- _Problem_: Among the lines below, count those with "sources". Give only the number.

- _Materials provided_:
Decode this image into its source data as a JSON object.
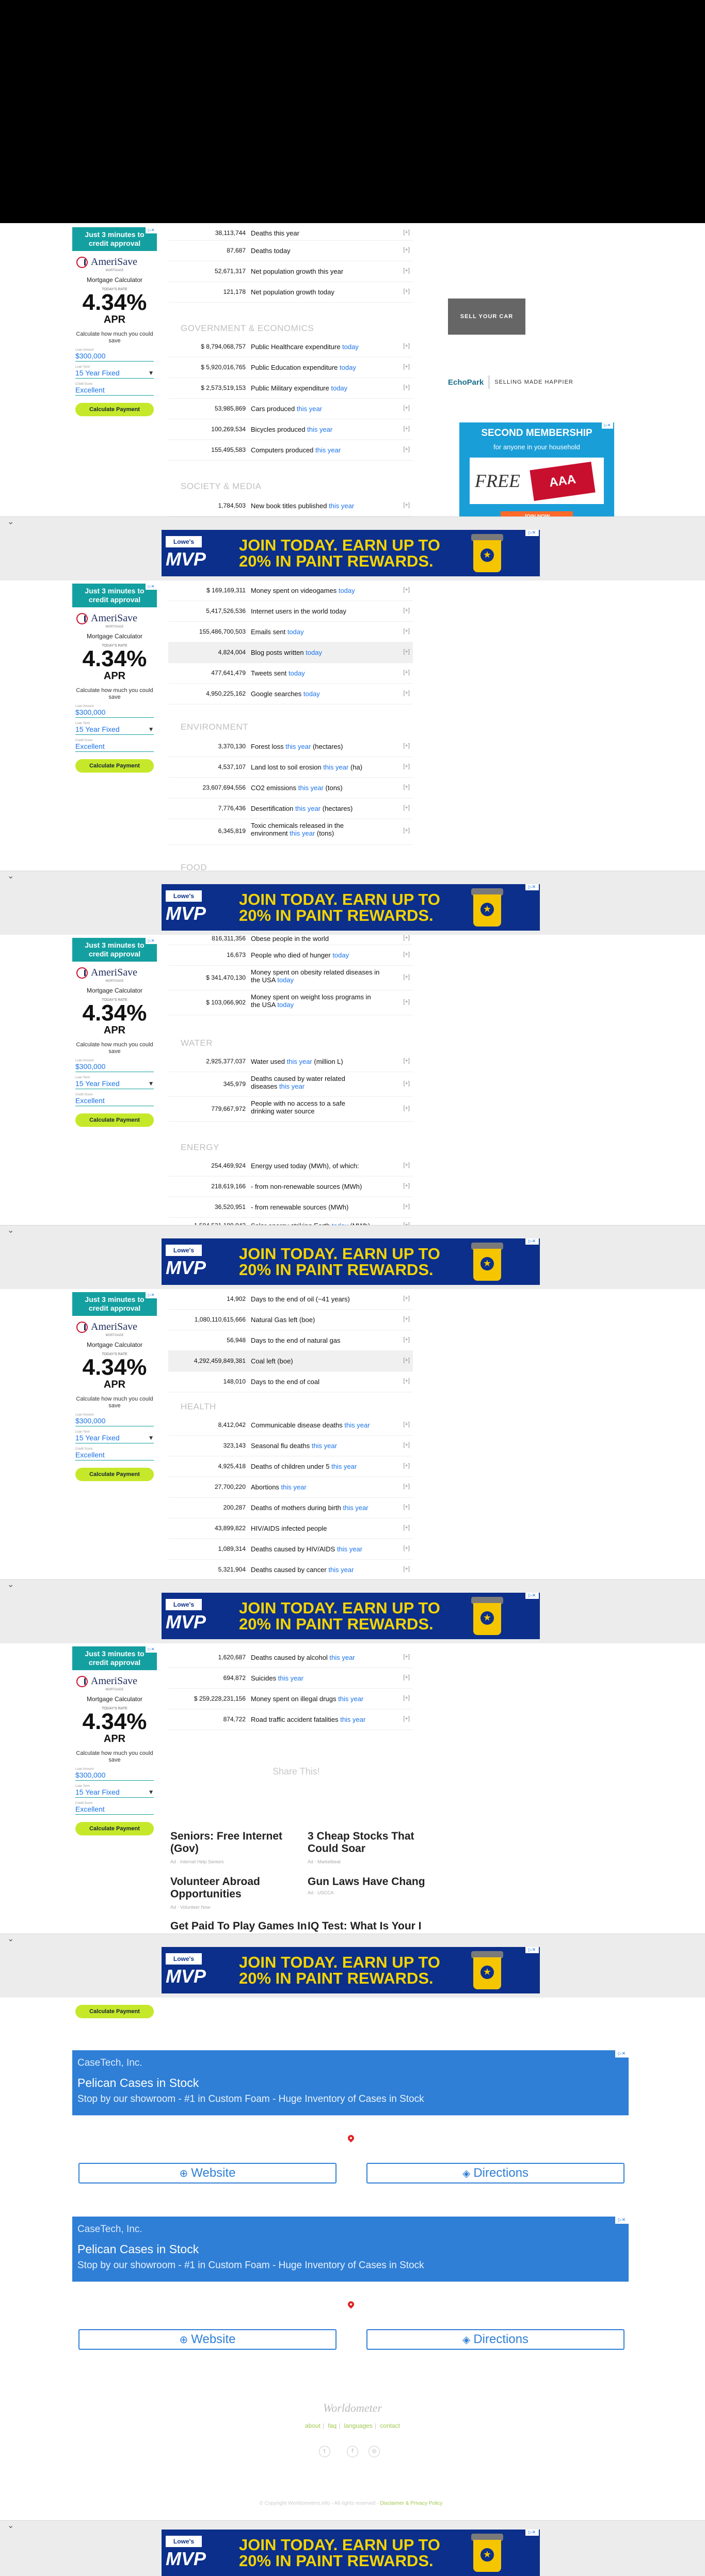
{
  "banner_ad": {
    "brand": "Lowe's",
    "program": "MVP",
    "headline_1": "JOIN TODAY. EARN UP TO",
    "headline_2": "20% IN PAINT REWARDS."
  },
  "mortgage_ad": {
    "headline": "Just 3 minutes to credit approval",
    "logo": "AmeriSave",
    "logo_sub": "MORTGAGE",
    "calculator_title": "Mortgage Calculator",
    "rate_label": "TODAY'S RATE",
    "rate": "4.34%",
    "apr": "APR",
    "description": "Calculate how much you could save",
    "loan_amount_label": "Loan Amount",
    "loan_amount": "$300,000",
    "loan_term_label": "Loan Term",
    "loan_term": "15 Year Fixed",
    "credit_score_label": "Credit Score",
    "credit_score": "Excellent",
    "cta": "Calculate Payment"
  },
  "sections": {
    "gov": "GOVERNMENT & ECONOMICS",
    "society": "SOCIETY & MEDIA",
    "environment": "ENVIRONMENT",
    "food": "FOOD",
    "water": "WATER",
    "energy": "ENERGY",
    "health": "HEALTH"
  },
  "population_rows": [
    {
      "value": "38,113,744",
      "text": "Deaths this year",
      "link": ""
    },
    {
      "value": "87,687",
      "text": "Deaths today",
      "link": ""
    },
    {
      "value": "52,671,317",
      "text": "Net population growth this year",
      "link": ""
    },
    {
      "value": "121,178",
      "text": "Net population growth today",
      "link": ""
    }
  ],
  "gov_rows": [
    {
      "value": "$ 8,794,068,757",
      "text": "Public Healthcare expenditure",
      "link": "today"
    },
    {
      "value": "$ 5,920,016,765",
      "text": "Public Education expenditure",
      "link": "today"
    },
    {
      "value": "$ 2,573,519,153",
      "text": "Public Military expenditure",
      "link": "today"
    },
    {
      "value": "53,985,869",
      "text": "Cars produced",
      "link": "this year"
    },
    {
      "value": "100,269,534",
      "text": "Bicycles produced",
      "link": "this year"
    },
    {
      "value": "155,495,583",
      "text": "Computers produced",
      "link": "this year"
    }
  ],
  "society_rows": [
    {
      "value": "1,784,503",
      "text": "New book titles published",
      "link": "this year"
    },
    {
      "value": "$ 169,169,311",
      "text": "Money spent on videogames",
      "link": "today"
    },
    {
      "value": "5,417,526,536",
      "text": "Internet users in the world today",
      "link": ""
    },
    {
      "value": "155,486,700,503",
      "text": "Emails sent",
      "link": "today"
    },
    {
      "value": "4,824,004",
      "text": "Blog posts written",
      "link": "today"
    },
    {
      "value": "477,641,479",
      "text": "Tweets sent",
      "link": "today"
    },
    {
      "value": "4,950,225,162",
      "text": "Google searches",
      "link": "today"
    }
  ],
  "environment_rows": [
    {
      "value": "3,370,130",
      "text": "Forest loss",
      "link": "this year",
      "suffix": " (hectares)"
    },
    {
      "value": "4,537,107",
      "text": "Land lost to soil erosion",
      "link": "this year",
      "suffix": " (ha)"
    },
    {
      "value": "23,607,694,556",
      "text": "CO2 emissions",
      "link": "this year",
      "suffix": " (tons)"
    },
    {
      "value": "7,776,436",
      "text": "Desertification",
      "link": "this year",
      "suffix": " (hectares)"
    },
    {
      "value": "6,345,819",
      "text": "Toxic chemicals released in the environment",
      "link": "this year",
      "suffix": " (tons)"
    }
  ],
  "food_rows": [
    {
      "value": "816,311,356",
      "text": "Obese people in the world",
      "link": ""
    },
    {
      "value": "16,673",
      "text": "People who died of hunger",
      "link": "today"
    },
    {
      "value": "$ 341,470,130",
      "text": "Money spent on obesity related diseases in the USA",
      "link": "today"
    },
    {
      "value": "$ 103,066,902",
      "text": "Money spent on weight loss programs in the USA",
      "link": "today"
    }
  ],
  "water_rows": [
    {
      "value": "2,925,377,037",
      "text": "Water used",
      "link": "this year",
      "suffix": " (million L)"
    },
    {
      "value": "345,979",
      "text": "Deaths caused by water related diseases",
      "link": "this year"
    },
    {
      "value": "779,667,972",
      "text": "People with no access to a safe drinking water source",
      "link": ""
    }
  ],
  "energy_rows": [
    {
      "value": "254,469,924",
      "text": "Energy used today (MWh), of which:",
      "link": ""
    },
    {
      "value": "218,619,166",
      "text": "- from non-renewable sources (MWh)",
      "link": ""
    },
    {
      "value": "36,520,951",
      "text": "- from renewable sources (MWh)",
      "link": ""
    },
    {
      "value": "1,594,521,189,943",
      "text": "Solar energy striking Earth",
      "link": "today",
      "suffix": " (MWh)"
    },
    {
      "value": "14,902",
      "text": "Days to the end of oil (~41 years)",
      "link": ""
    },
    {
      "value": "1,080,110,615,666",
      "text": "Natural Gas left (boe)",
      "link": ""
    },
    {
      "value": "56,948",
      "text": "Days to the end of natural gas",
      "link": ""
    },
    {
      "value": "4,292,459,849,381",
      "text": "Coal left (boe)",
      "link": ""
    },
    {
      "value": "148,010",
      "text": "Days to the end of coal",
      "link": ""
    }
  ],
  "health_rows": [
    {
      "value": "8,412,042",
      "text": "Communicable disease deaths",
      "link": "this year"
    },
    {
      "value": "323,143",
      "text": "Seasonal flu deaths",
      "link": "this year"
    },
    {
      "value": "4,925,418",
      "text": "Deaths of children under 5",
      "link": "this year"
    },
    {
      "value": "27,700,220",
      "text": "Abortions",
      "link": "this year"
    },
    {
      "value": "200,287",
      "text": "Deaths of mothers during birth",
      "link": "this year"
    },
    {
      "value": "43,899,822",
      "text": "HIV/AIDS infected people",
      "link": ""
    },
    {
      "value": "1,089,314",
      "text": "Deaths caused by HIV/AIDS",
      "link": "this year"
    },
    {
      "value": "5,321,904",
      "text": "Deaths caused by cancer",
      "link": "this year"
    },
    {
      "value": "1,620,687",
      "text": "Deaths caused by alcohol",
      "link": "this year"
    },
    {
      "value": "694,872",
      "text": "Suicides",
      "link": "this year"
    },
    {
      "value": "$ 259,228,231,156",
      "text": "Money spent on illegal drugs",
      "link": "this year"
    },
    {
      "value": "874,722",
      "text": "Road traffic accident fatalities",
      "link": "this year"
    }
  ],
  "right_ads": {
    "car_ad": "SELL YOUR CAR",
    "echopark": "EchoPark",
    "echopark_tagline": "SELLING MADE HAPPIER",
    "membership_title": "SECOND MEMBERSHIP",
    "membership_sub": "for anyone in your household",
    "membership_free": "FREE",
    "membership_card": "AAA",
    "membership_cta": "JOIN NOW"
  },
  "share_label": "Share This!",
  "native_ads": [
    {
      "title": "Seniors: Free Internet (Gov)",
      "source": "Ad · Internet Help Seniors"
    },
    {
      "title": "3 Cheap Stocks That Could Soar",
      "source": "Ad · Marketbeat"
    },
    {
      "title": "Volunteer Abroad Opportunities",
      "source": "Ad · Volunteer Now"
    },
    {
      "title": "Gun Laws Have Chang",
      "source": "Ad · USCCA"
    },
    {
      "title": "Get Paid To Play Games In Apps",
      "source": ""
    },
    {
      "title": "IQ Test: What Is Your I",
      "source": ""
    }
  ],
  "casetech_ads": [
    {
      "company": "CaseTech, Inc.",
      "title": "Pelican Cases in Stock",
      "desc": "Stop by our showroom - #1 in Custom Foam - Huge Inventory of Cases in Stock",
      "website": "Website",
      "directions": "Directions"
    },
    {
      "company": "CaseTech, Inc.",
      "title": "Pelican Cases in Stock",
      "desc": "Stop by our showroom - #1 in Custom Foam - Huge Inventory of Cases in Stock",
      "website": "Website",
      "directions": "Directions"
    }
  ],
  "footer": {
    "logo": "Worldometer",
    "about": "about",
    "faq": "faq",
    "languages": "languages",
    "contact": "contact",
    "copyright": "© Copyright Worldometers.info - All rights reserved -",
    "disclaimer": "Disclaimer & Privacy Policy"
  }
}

- _Response_: 2